(Instrucciones y requisitos)
Edita todos los ítems de abajo sustituyendo "ciclistas" por "usuários de bicicleta", sin cambiar nada más.

(Ítems del ejercicio)

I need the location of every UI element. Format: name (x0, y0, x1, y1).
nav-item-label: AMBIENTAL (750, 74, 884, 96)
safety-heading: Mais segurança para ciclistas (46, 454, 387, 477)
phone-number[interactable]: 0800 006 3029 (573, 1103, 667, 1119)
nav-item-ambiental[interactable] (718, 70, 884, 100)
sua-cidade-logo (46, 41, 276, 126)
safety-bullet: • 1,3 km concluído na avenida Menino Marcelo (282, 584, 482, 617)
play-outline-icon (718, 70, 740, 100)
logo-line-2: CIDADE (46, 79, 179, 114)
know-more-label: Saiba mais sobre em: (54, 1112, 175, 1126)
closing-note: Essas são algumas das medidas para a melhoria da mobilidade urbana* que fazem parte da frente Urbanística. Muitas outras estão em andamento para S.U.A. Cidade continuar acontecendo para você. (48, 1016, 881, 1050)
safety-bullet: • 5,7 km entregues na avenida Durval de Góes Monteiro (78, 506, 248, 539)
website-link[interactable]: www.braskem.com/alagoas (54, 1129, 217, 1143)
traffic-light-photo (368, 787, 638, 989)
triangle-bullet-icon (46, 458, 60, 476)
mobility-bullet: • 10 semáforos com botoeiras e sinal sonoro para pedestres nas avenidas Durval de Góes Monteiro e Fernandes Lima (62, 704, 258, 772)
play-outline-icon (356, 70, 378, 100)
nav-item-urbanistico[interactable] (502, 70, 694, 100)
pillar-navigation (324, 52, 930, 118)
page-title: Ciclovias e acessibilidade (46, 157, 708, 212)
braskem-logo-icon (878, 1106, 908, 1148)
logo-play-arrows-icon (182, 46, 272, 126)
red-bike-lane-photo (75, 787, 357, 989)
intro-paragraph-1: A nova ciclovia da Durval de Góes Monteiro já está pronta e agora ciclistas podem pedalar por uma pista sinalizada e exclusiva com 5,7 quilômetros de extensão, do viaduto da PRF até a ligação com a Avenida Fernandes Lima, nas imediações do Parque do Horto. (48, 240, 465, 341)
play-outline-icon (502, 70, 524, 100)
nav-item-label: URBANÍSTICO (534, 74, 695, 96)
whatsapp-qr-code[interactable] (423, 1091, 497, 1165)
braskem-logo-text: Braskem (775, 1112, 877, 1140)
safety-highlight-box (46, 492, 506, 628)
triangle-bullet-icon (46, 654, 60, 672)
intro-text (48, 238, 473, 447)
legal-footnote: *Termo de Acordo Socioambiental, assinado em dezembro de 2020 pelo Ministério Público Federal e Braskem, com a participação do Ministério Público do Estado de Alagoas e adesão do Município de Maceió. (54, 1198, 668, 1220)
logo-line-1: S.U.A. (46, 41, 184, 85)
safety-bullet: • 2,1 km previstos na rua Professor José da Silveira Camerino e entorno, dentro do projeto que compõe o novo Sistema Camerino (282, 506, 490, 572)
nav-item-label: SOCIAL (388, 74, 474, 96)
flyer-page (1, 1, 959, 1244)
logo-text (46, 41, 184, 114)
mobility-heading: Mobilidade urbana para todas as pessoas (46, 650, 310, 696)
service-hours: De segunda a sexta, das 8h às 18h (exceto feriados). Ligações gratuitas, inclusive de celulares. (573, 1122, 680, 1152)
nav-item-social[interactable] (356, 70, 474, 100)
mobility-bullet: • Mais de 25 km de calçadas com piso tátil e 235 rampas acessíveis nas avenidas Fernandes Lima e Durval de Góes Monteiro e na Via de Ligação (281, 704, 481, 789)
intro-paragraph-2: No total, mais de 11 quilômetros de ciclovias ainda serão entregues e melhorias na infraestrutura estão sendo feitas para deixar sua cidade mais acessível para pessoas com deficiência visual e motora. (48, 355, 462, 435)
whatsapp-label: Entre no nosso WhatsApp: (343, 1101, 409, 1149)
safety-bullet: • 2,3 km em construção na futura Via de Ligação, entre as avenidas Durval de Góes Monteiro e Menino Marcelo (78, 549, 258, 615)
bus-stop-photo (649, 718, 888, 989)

(Respuesta)
I need the location of every UI element. Format: name (x0, y0, x1, y1).
nav-item-label: AMBIENTAL (750, 74, 884, 96)
safety-heading: Mais segurança para usuários de bicicleta (46, 454, 387, 477)
phone-number[interactable]: 0800 006 3029 (573, 1103, 667, 1119)
nav-item-ambiental[interactable] (718, 70, 884, 100)
sua-cidade-logo (46, 41, 276, 126)
safety-bullet: • 1,3 km concluído na avenida Menino Marcelo (282, 584, 482, 617)
play-outline-icon (718, 70, 740, 100)
logo-line-2: CIDADE (46, 79, 179, 114)
know-more-label: Saiba mais sobre em: (54, 1112, 175, 1126)
closing-note: Essas são algumas das medidas para a melhoria da mobilidade urbana* que fazem parte da frente Urbanística. Muitas outras estão em andamento para S.U.A. Cidade continuar acontecendo para você. (48, 1016, 881, 1050)
safety-bullet: • 5,7 km entregues na avenida Durval de Góes Monteiro (78, 506, 248, 539)
website-link[interactable]: www.braskem.com/alagoas (54, 1129, 217, 1143)
traffic-light-photo (368, 787, 638, 989)
triangle-bullet-icon (46, 458, 60, 476)
mobility-bullet: • 10 semáforos com botoeiras e sinal sonoro para pedestres nas avenidas Durval de Góes Monteiro e Fernandes Lima (62, 704, 258, 772)
play-outline-icon (356, 70, 378, 100)
nav-item-urbanistico[interactable] (502, 70, 694, 100)
pillar-navigation (324, 52, 930, 118)
page-title: Ciclovias e acessibilidade (46, 157, 708, 212)
braskem-logo-icon (878, 1106, 908, 1148)
logo-play-arrows-icon (182, 46, 272, 126)
red-bike-lane-photo (75, 787, 357, 989)
intro-paragraph-1: A nova ciclovia da Durval de Góes Monteiro já está pronta e agora usuários de bicicleta podem pedalar por uma pista sinalizada e exclusiva com 5,7 quilômetros de extensão, do viaduto da PRF até a ligação com a Avenida Fernandes Lima, nas imediações do Parque do Horto. (48, 240, 465, 341)
play-outline-icon (502, 70, 524, 100)
nav-item-label: URBANÍSTICO (534, 74, 695, 96)
whatsapp-qr-code[interactable] (423, 1091, 497, 1165)
braskem-logo-text: Braskem (775, 1112, 877, 1140)
safety-highlight-box (46, 492, 506, 628)
triangle-bullet-icon (46, 654, 60, 672)
intro-text (48, 238, 473, 447)
legal-footnote: *Termo de Acordo Socioambiental, assinado em dezembro de 2020 pelo Ministério Público Federal e Braskem, com a participação do Ministério Público do Estado de Alagoas e adesão do Município de Maceió. (54, 1198, 668, 1220)
logo-line-1: S.U.A. (46, 41, 184, 85)
safety-bullet: • 2,1 km previstos na rua Professor José da Silveira Camerino e entorno, dentro do projeto que compõe o novo Sistema Camerino (282, 506, 490, 572)
nav-item-label: SOCIAL (388, 74, 474, 96)
flyer-page (1, 1, 959, 1244)
logo-text (46, 41, 184, 114)
mobility-heading: Mobilidade urbana para todas as pessoas (46, 650, 310, 696)
service-hours: De segunda a sexta, das 8h às 18h (exceto feriados). Ligações gratuitas, inclusive de celulares. (573, 1122, 680, 1152)
nav-item-social[interactable] (356, 70, 474, 100)
mobility-bullet: • Mais de 25 km de calçadas com piso tátil e 235 rampas acessíveis nas avenidas Fernandes Lima e Durval de Góes Monteiro e na Via de Ligação (281, 704, 481, 789)
intro-paragraph-2: No total, mais de 11 quilômetros de ciclovias ainda serão entregues e melhorias na infraestrutura estão sendo feitas para deixar sua cidade mais acessível para pessoas com deficiência visual e motora. (48, 355, 462, 435)
whatsapp-label: Entre no nosso WhatsApp: (343, 1101, 409, 1149)
safety-bullet: • 2,3 km em construção na futura Via de Ligação, entre as avenidas Durval de Góes Monteiro e Menino Marcelo (78, 549, 258, 615)
bus-stop-photo (649, 718, 888, 989)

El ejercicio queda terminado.